* start PROVIDED DATA *

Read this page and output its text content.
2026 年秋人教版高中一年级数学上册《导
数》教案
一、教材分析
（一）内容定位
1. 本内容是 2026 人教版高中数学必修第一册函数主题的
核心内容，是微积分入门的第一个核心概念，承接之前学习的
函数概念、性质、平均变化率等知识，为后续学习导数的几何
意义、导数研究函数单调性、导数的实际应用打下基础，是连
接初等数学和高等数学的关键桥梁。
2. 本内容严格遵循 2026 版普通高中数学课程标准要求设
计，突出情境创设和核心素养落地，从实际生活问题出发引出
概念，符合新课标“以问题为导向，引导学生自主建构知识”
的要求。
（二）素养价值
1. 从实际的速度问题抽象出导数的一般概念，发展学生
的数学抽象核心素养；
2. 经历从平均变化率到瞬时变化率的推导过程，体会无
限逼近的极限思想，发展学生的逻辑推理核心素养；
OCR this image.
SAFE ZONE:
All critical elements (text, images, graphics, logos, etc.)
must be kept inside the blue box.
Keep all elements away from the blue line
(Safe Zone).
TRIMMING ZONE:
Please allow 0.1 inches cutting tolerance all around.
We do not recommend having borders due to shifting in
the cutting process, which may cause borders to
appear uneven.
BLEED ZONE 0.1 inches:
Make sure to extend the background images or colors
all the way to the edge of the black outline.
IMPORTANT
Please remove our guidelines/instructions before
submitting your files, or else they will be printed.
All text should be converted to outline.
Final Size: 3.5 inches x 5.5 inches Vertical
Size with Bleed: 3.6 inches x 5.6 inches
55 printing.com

* end PROVIDED DATA *

Show all lines from the data above in which the word "this" appears.

◆ RESULT:
Read this page and output its text content.
OCR this image.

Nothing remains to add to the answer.